(Directions)
Go through the listing and copy each line with the string "discurso".

(Dataset content)
↓

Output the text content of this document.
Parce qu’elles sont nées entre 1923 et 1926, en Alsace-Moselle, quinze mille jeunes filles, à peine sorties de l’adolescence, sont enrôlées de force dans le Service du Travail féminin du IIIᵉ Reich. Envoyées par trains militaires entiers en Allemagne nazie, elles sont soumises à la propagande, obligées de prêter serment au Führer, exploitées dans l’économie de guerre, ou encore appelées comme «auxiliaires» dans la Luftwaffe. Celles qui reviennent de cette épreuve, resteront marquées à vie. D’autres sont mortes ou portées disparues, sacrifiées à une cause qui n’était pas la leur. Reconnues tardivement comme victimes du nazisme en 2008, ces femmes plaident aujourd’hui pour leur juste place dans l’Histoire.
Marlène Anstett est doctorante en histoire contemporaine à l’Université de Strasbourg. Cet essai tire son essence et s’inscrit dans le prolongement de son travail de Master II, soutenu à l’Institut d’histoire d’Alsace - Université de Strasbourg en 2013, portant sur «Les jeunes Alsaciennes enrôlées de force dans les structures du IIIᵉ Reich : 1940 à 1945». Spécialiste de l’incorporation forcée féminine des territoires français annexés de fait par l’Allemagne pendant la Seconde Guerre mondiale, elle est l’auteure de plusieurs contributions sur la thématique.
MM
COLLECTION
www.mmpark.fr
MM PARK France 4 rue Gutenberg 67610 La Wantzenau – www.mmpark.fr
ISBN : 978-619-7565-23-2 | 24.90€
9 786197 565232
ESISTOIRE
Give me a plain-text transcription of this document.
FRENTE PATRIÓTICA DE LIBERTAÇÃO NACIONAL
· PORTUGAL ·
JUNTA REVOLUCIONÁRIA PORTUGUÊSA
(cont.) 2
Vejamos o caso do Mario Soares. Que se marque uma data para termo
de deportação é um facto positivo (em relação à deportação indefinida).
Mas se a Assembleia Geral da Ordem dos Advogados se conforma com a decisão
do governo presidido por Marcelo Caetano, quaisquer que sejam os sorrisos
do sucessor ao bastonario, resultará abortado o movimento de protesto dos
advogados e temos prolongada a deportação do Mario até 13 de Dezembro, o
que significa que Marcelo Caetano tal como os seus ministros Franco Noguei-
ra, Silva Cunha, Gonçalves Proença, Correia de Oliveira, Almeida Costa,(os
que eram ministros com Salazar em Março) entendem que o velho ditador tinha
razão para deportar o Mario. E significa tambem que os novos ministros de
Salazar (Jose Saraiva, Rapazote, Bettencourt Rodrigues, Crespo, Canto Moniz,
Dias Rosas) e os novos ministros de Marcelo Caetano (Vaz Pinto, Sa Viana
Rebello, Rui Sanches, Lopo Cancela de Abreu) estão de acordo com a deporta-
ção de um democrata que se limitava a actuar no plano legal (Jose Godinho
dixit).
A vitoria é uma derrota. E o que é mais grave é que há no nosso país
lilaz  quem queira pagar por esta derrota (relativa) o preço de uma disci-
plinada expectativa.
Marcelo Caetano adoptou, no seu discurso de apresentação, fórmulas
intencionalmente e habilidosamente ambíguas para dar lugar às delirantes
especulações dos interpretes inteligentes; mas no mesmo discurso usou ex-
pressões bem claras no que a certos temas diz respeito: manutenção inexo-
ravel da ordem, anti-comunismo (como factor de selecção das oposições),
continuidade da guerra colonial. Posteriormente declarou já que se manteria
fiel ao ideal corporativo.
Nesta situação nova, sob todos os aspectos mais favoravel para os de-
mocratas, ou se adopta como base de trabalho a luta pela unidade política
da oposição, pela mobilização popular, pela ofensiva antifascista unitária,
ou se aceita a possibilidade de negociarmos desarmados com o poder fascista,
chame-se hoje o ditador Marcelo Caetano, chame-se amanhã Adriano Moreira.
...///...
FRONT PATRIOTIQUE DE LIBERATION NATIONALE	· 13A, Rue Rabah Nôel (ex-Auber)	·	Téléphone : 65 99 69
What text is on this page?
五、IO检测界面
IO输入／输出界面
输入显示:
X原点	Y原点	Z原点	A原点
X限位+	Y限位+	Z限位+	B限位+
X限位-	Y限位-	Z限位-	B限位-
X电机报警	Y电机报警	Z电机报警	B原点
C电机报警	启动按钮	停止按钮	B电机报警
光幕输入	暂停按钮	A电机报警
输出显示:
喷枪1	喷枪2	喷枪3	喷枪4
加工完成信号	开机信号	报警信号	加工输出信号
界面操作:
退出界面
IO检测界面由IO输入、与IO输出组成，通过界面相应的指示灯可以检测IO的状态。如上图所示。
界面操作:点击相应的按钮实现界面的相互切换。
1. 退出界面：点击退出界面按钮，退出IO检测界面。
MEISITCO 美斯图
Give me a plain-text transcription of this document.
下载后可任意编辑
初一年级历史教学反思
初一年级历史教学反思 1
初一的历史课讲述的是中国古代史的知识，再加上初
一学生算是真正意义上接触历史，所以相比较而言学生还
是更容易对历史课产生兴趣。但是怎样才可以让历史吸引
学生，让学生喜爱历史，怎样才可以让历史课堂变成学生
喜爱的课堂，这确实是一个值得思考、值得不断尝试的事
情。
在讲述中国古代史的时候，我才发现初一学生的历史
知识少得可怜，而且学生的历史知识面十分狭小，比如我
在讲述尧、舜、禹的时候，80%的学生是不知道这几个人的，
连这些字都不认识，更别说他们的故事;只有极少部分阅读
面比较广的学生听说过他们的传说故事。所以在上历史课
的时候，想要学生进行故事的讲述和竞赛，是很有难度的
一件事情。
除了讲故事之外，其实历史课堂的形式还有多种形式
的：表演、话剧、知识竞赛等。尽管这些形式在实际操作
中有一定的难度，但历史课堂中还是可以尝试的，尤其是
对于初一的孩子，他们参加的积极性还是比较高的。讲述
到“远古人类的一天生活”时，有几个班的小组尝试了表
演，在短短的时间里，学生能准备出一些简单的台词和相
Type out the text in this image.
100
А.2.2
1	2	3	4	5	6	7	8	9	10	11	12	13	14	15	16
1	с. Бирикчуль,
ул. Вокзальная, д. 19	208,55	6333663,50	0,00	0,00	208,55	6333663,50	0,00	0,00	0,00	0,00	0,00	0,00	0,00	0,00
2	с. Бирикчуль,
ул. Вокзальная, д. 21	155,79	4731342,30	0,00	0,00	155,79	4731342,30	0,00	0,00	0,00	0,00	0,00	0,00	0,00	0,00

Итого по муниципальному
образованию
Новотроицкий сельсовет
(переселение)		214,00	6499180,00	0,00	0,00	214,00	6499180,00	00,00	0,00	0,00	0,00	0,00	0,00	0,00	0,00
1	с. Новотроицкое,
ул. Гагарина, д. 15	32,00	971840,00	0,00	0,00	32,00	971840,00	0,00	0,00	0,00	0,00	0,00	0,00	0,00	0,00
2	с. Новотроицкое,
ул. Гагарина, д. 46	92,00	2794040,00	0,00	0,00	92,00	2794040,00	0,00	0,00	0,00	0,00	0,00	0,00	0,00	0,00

↑

(Response to this task)
Marcelo Caetano adoptou, no seu discurso de apresentação, fórmulas
especulações dos interpretes inteligentes; mas no mesmo discurso usou ex-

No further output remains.